> **Exercise task**
Can you print the listing below line for line, leaving out the picture?
··· Supplied material ···
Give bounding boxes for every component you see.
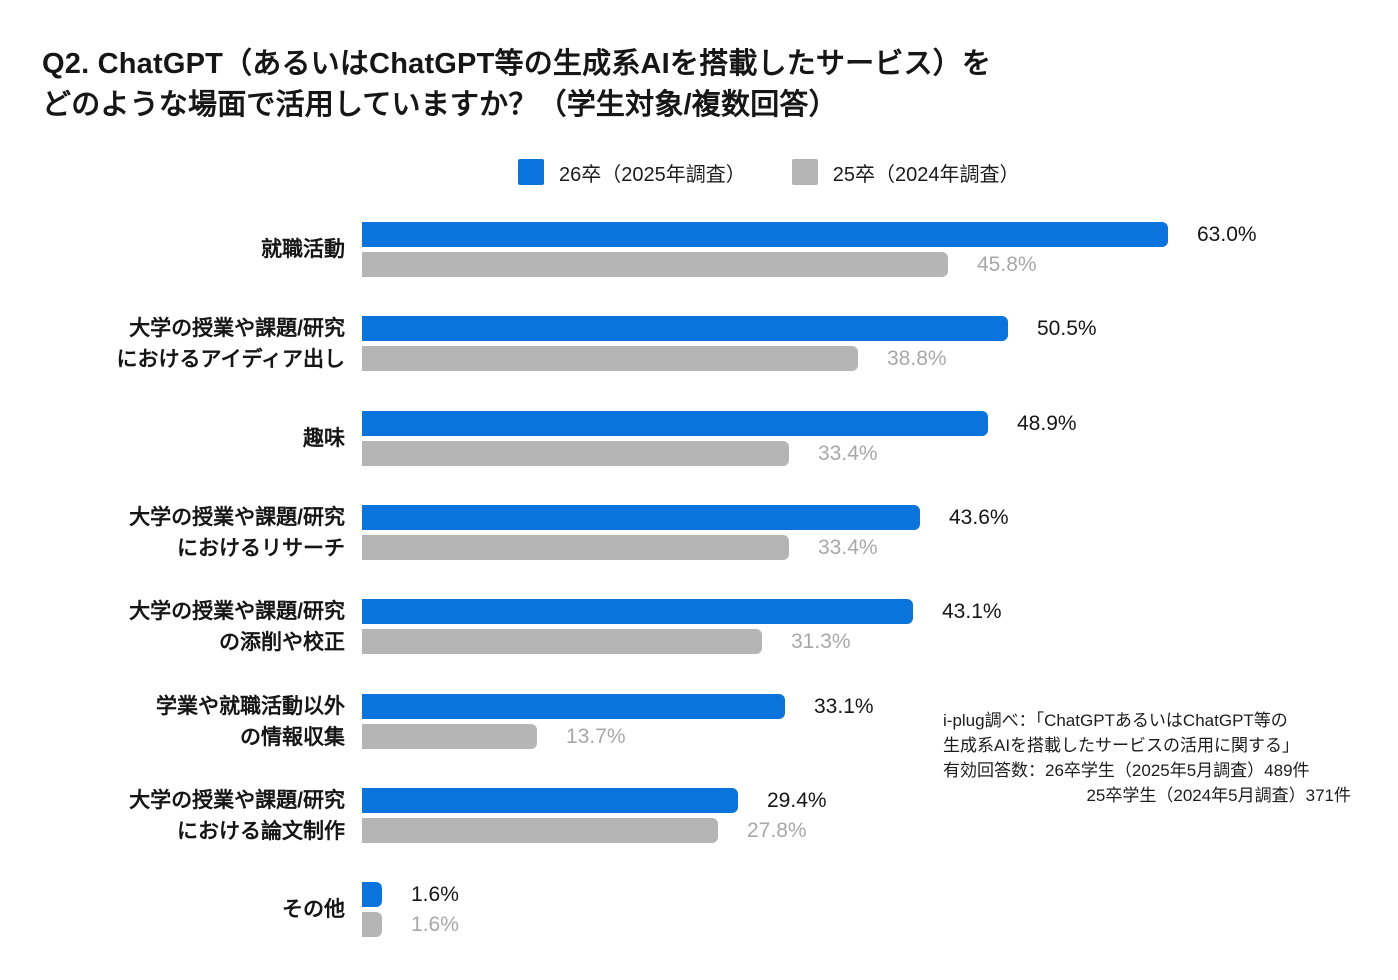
- value-label-class-of-26: 43.6%: [949, 505, 1009, 529]
- value-label-class-of-25: 13.7%: [566, 724, 626, 748]
- value-label-class-of-25: 1.6%: [411, 912, 459, 936]
- bar-class-of-26: [362, 316, 1008, 341]
- bar-class-of-26: [362, 222, 1168, 247]
- category-label-line: の添削や校正: [219, 630, 345, 654]
- value-label-class-of-25: 45.8%: [977, 252, 1037, 276]
- category-label-line: 大学の授業や課題/研究: [129, 599, 345, 623]
- legend: 26卒（2025年調査） 25卒（2024年調査）: [518, 158, 1020, 186]
- category-label-line: 学業や就職活動以外: [156, 694, 345, 718]
- category-label: その他: [0, 882, 345, 937]
- bar-class-of-25: [362, 535, 789, 560]
- category-label-line: におけるアイディア出し: [116, 347, 345, 371]
- legend-swatch-class-of-26: [518, 159, 544, 185]
- value-label-class-of-26: 43.1%: [942, 599, 1002, 623]
- bar-class-of-25: [362, 629, 762, 654]
- value-label-class-of-26: 33.1%: [814, 694, 874, 718]
- value-label-class-of-26: 50.5%: [1037, 316, 1097, 340]
- category-label: 大学の授業や課題/研究の添削や校正: [0, 599, 345, 654]
- value-label-class-of-25: 27.8%: [747, 818, 807, 842]
- value-label-class-of-25: 33.4%: [818, 441, 878, 465]
- value-label-class-of-26: 1.6%: [411, 882, 459, 906]
- category-label: 大学の授業や課題/研究における論文制作: [0, 788, 345, 843]
- bar-class-of-25: [362, 441, 789, 466]
- category-label-line: その他: [282, 898, 345, 921]
- category-label-line: 大学の授業や課題/研究: [129, 505, 345, 529]
- footnote-line: 生成系AIを搭載したサービスの活用に関する」: [943, 736, 1300, 755]
- category-label-line: の情報収集: [240, 725, 345, 749]
- footnote-line: 有効回答数：26卒学生（2025年5月調査）489件: [943, 761, 1310, 780]
- bar-class-of-25: [362, 912, 382, 937]
- category-label-line: 就職活動: [261, 238, 345, 261]
- chart-title-line1: Q2. ChatGPT（あるいはChatGPT等の生成系AIを搭載したサービス）…: [42, 48, 992, 80]
- legend-item-class-of-26: 26卒（2025年調査）: [518, 158, 746, 187]
- category-label-line: 大学の授業や課題/研究: [129, 788, 345, 812]
- legend-swatch-class-of-25: [791, 159, 818, 185]
- bar-class-of-26: [362, 505, 920, 530]
- source-footnote: i-plug調べ：「ChatGPTあるいはChatGPT等の 生成系AIを搭載し…: [943, 708, 1351, 808]
- bar-class-of-25: [362, 346, 858, 371]
- footnote-line: i-plug調べ：「ChatGPTあるいはChatGPT等の: [943, 711, 1288, 730]
- category-label: 就職活動: [0, 222, 345, 277]
- footnote-line: 25卒学生（2024年5月調査）371件: [1086, 786, 1351, 805]
- bar-class-of-26: [362, 788, 738, 813]
- bar-class-of-26: [362, 694, 785, 719]
- category-label: 大学の授業や課題/研究におけるリサーチ: [0, 505, 345, 560]
- bar-class-of-26: [362, 599, 913, 624]
- value-label-class-of-26: 48.9%: [1017, 411, 1077, 435]
- chart-title: Q2. ChatGPT（あるいはChatGPT等の生成系AIを搭載したサービス）…: [42, 44, 991, 126]
- bar-class-of-25: [362, 818, 718, 843]
- bar-class-of-25: [362, 252, 948, 277]
- category-label: 大学の授業や課題/研究におけるアイディア出し: [0, 316, 345, 371]
- value-label-class-of-26: 29.4%: [767, 788, 827, 812]
- category-label-line: 大学の授業や課題/研究: [129, 316, 345, 340]
- bar-class-of-26: [362, 882, 382, 907]
- category-label-line: におけるリサーチ: [177, 536, 345, 560]
- legend-label-class-of-26: 26卒（2025年調査）: [559, 163, 746, 186]
- category-label-line: における論文制作: [177, 819, 345, 843]
- bar-class-of-26: [362, 411, 988, 436]
- category-label: 趣味: [0, 411, 345, 466]
- category-label: 学業や就職活動以外の情報収集: [0, 694, 345, 749]
- value-label-class-of-25: 38.8%: [887, 346, 947, 370]
- value-label-class-of-25: 33.4%: [818, 535, 878, 559]
- bar-class-of-25: [362, 724, 537, 749]
- category-label-line: 趣味: [303, 427, 345, 450]
- chart-title-line2: どのような場面で活用していますか？（学生対象/複数回答）: [42, 89, 838, 121]
- value-label-class-of-25: 31.3%: [791, 629, 851, 653]
- legend-label-class-of-25: 25卒（2024年調査）: [832, 163, 1020, 186]
- value-label-class-of-26: 63.0%: [1197, 222, 1257, 246]
- legend-item-class-of-25: 25卒（2024年調査）: [791, 158, 1020, 187]
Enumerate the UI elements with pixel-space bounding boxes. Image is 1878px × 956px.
···
> **Response to the task**
Give bounding boxes for every component you see.
- value-label-class-of-26: 43.6%: [949, 505, 1009, 529]
- value-label-class-of-25: 13.7%: [566, 724, 626, 748]
- value-label-class-of-25: 1.6%: [411, 912, 459, 936]
- bar-class-of-26: [362, 316, 1008, 341]
- bar-class-of-26: [362, 222, 1168, 247]
- category-label-line: の添削や校正: [219, 630, 345, 654]
- value-label-class-of-25: 45.8%: [977, 252, 1037, 276]
- category-label-line: 大学の授業や課題/研究: [129, 599, 345, 623]
- legend: 26卒（2025年調査） 25卒（2024年調査）: [518, 158, 1020, 186]
- category-label-line: 学業や就職活動以外: [156, 694, 345, 718]
- category-label: その他: [0, 882, 345, 937]
- bar-class-of-25: [362, 535, 789, 560]
- category-label-line: におけるアイディア出し: [116, 347, 345, 371]
- legend-swatch-class-of-26: [518, 159, 544, 185]
- value-label-class-of-26: 43.1%: [942, 599, 1002, 623]
- bar-class-of-25: [362, 629, 762, 654]
- value-label-class-of-26: 33.1%: [814, 694, 874, 718]
- value-label-class-of-26: 50.5%: [1037, 316, 1097, 340]
- category-label: 大学の授業や課題/研究の添削や校正: [0, 599, 345, 654]
- value-label-class-of-25: 27.8%: [747, 818, 807, 842]
- value-label-class-of-25: 33.4%: [818, 441, 878, 465]
- value-label-class-of-26: 1.6%: [411, 882, 459, 906]
- category-label: 大学の授業や課題/研究における論文制作: [0, 788, 345, 843]
- bar-class-of-25: [362, 441, 789, 466]
- category-label-line: その他: [282, 898, 345, 921]
- category-label-line: 大学の授業や課題/研究: [129, 505, 345, 529]
- footnote-line: 生成系AIを搭載したサービスの活用に関する」: [943, 736, 1300, 755]
- category-label-line: の情報収集: [240, 725, 345, 749]
- footnote-line: 有効回答数：26卒学生（2025年5月調査）489件: [943, 761, 1310, 780]
- bar-class-of-25: [362, 912, 382, 937]
- category-label-line: 就職活動: [261, 238, 345, 261]
- chart-title-line1: Q2. ChatGPT（あるいはChatGPT等の生成系AIを搭載したサービス）…: [42, 48, 992, 80]
- legend-item-class-of-26: 26卒（2025年調査）: [518, 158, 746, 187]
- category-label-line: 大学の授業や課題/研究: [129, 788, 345, 812]
- legend-swatch-class-of-25: [791, 159, 818, 185]
- bar-class-of-26: [362, 505, 920, 530]
- source-footnote: i-plug調べ：「ChatGPTあるいはChatGPT等の 生成系AIを搭載し…: [943, 708, 1351, 808]
- bar-class-of-25: [362, 346, 858, 371]
- footnote-line: i-plug調べ：「ChatGPTあるいはChatGPT等の: [943, 711, 1288, 730]
- category-label: 就職活動: [0, 222, 345, 277]
- footnote-line: 25卒学生（2024年5月調査）371件: [1086, 786, 1351, 805]
- bar-class-of-26: [362, 788, 738, 813]
- bar-class-of-26: [362, 694, 785, 719]
- category-label: 大学の授業や課題/研究におけるリサーチ: [0, 505, 345, 560]
- bar-class-of-26: [362, 599, 913, 624]
- value-label-class-of-26: 48.9%: [1017, 411, 1077, 435]
- chart-title: Q2. ChatGPT（あるいはChatGPT等の生成系AIを搭載したサービス）…: [42, 44, 991, 126]
- bar-class-of-25: [362, 818, 718, 843]
- bar-class-of-25: [362, 252, 948, 277]
- category-label: 大学の授業や課題/研究におけるアイディア出し: [0, 316, 345, 371]
- value-label-class-of-26: 29.4%: [767, 788, 827, 812]
- category-label-line: 大学の授業や課題/研究: [129, 316, 345, 340]
- bar-class-of-26: [362, 882, 382, 907]
- category-label-line: におけるリサーチ: [177, 536, 345, 560]
- legend-label-class-of-26: 26卒（2025年調査）: [559, 163, 746, 186]
- category-label-line: における論文制作: [177, 819, 345, 843]
- bar-class-of-26: [362, 411, 988, 436]
- category-label: 趣味: [0, 411, 345, 466]
- category-label: 学業や就職活動以外の情報収集: [0, 694, 345, 749]
- value-label-class-of-25: 38.8%: [887, 346, 947, 370]
- value-label-class-of-25: 33.4%: [818, 535, 878, 559]
- bar-class-of-25: [362, 724, 537, 749]
- category-label-line: 趣味: [303, 427, 345, 450]
- chart-title-line2: どのような場面で活用していますか？（学生対象/複数回答）: [42, 89, 838, 121]
- value-label-class-of-25: 31.3%: [791, 629, 851, 653]
- legend-label-class-of-25: 25卒（2024年調査）: [832, 163, 1020, 186]
- value-label-class-of-26: 63.0%: [1197, 222, 1257, 246]
- legend-item-class-of-25: 25卒（2024年調査）: [791, 158, 1020, 187]
Enumerate the UI elements with pixel-space bounding boxes. Image is 1878px × 956px.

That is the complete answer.